• WHAT THIS TASK INVOLVES
Copy every line of the entries that includes the word "color".

• Extracted records
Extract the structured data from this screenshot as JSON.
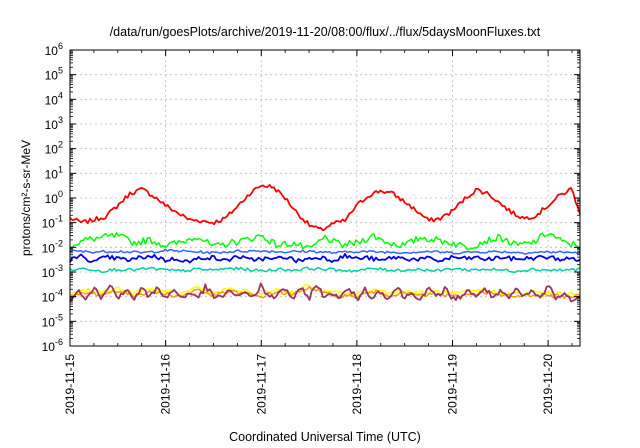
{
  "chart_data": {
    "type": "line",
    "title": "/data/run/goesPlots/archive/2019-11-20/08:00/flux/../flux/5daysMoonFluxes.txt",
    "xlabel": "Coordinated Universal Time (UTC)",
    "ylabel": "protons/cm²-s-sr-MeV",
    "x_range": [
      "2019-11-15T00:00",
      "2019-11-20T08:00"
    ],
    "y_scale": "log",
    "ylim": [
      1e-06,
      1000000.0
    ],
    "grid": true,
    "legend": "none",
    "x_ticks": [
      "2019-11-15",
      "2019-11-16",
      "2019-11-17",
      "2019-11-18",
      "2019-11-19",
      "2019-11-20"
    ],
    "y_ticks": [
      {
        "base": "10",
        "exp": "-6"
      },
      {
        "base": "10",
        "exp": "-5"
      },
      {
        "base": "10",
        "exp": "-4"
      },
      {
        "base": "10",
        "exp": "-3"
      },
      {
        "base": "10",
        "exp": "-2"
      },
      {
        "base": "10",
        "exp": "-1"
      },
      {
        "base": "10",
        "exp": "0"
      },
      {
        "base": "10",
        "exp": "1"
      },
      {
        "base": "10",
        "exp": "2"
      },
      {
        "base": "10",
        "exp": "3"
      },
      {
        "base": "10",
        "exp": "4"
      },
      {
        "base": "10",
        "exp": "5"
      },
      {
        "base": "10",
        "exp": "6"
      }
    ],
    "series": [
      {
        "color": "#ff0000",
        "x_hours": [
          0,
          3,
          6,
          9,
          12,
          15,
          18,
          21,
          24,
          27,
          30,
          33,
          36,
          39,
          42,
          45,
          48,
          51,
          54,
          57,
          60,
          63,
          66,
          69,
          72,
          75,
          78,
          81,
          84,
          87,
          90,
          93,
          96,
          99,
          102,
          105,
          108,
          111,
          114,
          117,
          120,
          123,
          126,
          128
        ],
        "values": [
          0.15,
          0.1,
          0.13,
          0.18,
          0.5,
          1.5,
          2.3,
          1.2,
          0.5,
          0.25,
          0.13,
          0.12,
          0.1,
          0.15,
          0.45,
          1.5,
          3.3,
          2.8,
          1.0,
          0.25,
          0.08,
          0.05,
          0.09,
          0.12,
          0.5,
          1.3,
          2.0,
          1.5,
          0.7,
          0.3,
          0.12,
          0.15,
          0.3,
          0.9,
          2.2,
          1.5,
          0.6,
          0.25,
          0.15,
          0.2,
          0.5,
          1.3,
          2.4,
          0.2
        ]
      },
      {
        "color": "#00ff00",
        "x_hours": [
          0,
          4,
          8,
          12,
          16,
          20,
          24,
          28,
          32,
          36,
          40,
          44,
          48,
          52,
          56,
          60,
          64,
          68,
          72,
          76,
          80,
          84,
          88,
          92,
          96,
          100,
          104,
          108,
          112,
          116,
          120,
          124,
          128
        ],
        "values": [
          0.012,
          0.02,
          0.025,
          0.03,
          0.015,
          0.02,
          0.012,
          0.016,
          0.03,
          0.01,
          0.015,
          0.02,
          0.03,
          0.012,
          0.015,
          0.008,
          0.025,
          0.012,
          0.015,
          0.03,
          0.015,
          0.012,
          0.025,
          0.02,
          0.015,
          0.01,
          0.018,
          0.025,
          0.012,
          0.015,
          0.04,
          0.015,
          0.012
        ]
      },
      {
        "color": "#3366ff",
        "x_hours": [
          0,
          6,
          12,
          18,
          24,
          30,
          36,
          42,
          48,
          54,
          60,
          66,
          72,
          78,
          84,
          90,
          96,
          102,
          108,
          114,
          120,
          126,
          128
        ],
        "values": [
          0.007,
          0.0065,
          0.007,
          0.006,
          0.0075,
          0.0068,
          0.006,
          0.007,
          0.0072,
          0.0065,
          0.007,
          0.006,
          0.0068,
          0.0065,
          0.0062,
          0.0068,
          0.006,
          0.0065,
          0.0067,
          0.006,
          0.0065,
          0.0062,
          0.006
        ]
      },
      {
        "color": "#0000ee",
        "x_hours": [
          0,
          3,
          6,
          9,
          12,
          15,
          18,
          21,
          24,
          27,
          30,
          33,
          36,
          39,
          42,
          45,
          48,
          51,
          54,
          57,
          60,
          63,
          66,
          69,
          72,
          75,
          78,
          81,
          84,
          87,
          90,
          93,
          96,
          99,
          102,
          105,
          108,
          111,
          114,
          117,
          120,
          123,
          126,
          128
        ],
        "values": [
          0.003,
          0.0045,
          0.0025,
          0.004,
          0.0035,
          0.003,
          0.004,
          0.0045,
          0.003,
          0.0035,
          0.0025,
          0.004,
          0.0038,
          0.0028,
          0.0045,
          0.003,
          0.0036,
          0.0032,
          0.0042,
          0.0028,
          0.0035,
          0.004,
          0.003,
          0.0045,
          0.0035,
          0.0038,
          0.0028,
          0.004,
          0.0035,
          0.0033,
          0.0035,
          0.0028,
          0.004,
          0.0035,
          0.0038,
          0.0032,
          0.004,
          0.0034,
          0.0035,
          0.0038,
          0.004,
          0.0033,
          0.0035,
          0.0032
        ]
      },
      {
        "color": "#00ccaa",
        "x_hours": [
          0,
          4,
          8,
          12,
          16,
          20,
          24,
          28,
          32,
          36,
          40,
          44,
          48,
          52,
          56,
          60,
          64,
          68,
          72,
          76,
          80,
          84,
          88,
          92,
          96,
          100,
          104,
          108,
          112,
          116,
          120,
          124,
          128
        ],
        "values": [
          0.0012,
          0.0014,
          0.0011,
          0.0013,
          0.0012,
          0.0014,
          0.0012,
          0.0011,
          0.0013,
          0.0012,
          0.0014,
          0.0013,
          0.0011,
          0.0013,
          0.0012,
          0.0014,
          0.0013,
          0.0012,
          0.0011,
          0.0014,
          0.0012,
          0.0012,
          0.0013,
          0.0011,
          0.0014,
          0.0012,
          0.0013,
          0.0012,
          0.0011,
          0.0013,
          0.0012,
          0.0012,
          0.0013
        ]
      },
      {
        "color": "#ffff00",
        "x_hours": [
          0,
          4,
          8,
          12,
          16,
          20,
          24,
          28,
          32,
          36,
          40,
          44,
          48,
          52,
          56,
          60,
          64,
          68,
          72,
          76,
          80,
          84,
          88,
          92,
          96,
          100,
          104,
          108,
          112,
          116,
          120,
          124,
          128
        ],
        "values": [
          0.00012,
          0.00018,
          0.00015,
          0.00022,
          0.00014,
          0.0002,
          0.00016,
          0.00013,
          0.00025,
          0.00014,
          0.0002,
          0.00016,
          0.00013,
          0.0002,
          0.00015,
          0.0003,
          0.00016,
          0.00014,
          0.00013,
          0.0002,
          0.00015,
          0.00017,
          0.00014,
          0.00016,
          0.00013,
          0.00015,
          0.0002,
          0.00014,
          0.00013,
          0.00015,
          0.00014,
          0.00013,
          0.00014
        ]
      },
      {
        "color": "#ff9900",
        "x_hours": [
          0,
          4,
          8,
          12,
          16,
          20,
          24,
          28,
          32,
          36,
          40,
          44,
          48,
          52,
          56,
          60,
          64,
          68,
          72,
          76,
          80,
          84,
          88,
          92,
          96,
          100,
          104,
          108,
          112,
          116,
          120,
          124,
          128
        ],
        "values": [
          0.0001,
          0.00014,
          0.00012,
          0.00018,
          0.00011,
          0.00016,
          0.00013,
          0.0001,
          0.0002,
          0.00011,
          0.00016,
          0.00013,
          0.0001,
          0.00016,
          0.00012,
          0.00025,
          0.00013,
          0.00011,
          0.0001,
          0.00016,
          0.00012,
          0.00014,
          0.00011,
          0.00013,
          0.0001,
          0.00012,
          0.00016,
          0.00011,
          0.0001,
          0.00012,
          0.00011,
          0.0001,
          0.00011
        ]
      },
      {
        "color": "#993366",
        "x_hours": [
          0,
          2,
          4,
          6,
          8,
          10,
          12,
          14,
          16,
          18,
          20,
          22,
          24,
          26,
          28,
          30,
          32,
          34,
          36,
          38,
          40,
          42,
          44,
          46,
          48,
          50,
          52,
          54,
          56,
          58,
          60,
          62,
          64,
          66,
          68,
          70,
          72,
          74,
          76,
          78,
          80,
          82,
          84,
          86,
          88,
          90,
          92,
          94,
          96,
          98,
          100,
          102,
          104,
          106,
          108,
          110,
          112,
          114,
          116,
          118,
          120,
          122,
          124,
          126,
          128
        ],
        "values": [
          8e-05,
          0.0002,
          9e-05,
          0.00025,
          8e-05,
          0.0003,
          0.0001,
          0.00018,
          8e-05,
          0.00022,
          9e-05,
          0.00028,
          8e-05,
          0.0002,
          9e-05,
          0.00015,
          8e-05,
          0.00025,
          0.0001,
          9e-05,
          0.0002,
          8e-05,
          0.00018,
          9e-05,
          0.0003,
          8e-05,
          0.00012,
          0.00022,
          8e-05,
          0.0002,
          9e-05,
          0.00035,
          8e-05,
          0.00015,
          9e-05,
          0.00022,
          8e-05,
          0.0002,
          9e-05,
          0.00018,
          8e-05,
          0.00025,
          9e-05,
          0.00015,
          8e-05,
          0.0002,
          9e-05,
          0.00022,
          8e-05,
          0.0001,
          0.0002,
          8e-05,
          0.00025,
          9e-05,
          0.00015,
          8e-05,
          0.0002,
          9e-05,
          0.00018,
          8e-05,
          0.0003,
          9e-05,
          0.00012,
          8e-05,
          8e-05
        ]
      }
    ]
  }
}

• REPLY TO THE EXERCISE
        "color": "#ff0000",
        "color": "#00ff00",
        "color": "#3366ff",
        "color": "#0000ee",
        "color": "#00ccaa",
        "color": "#ffff00",
        "color": "#ff9900",
        "color": "#993366",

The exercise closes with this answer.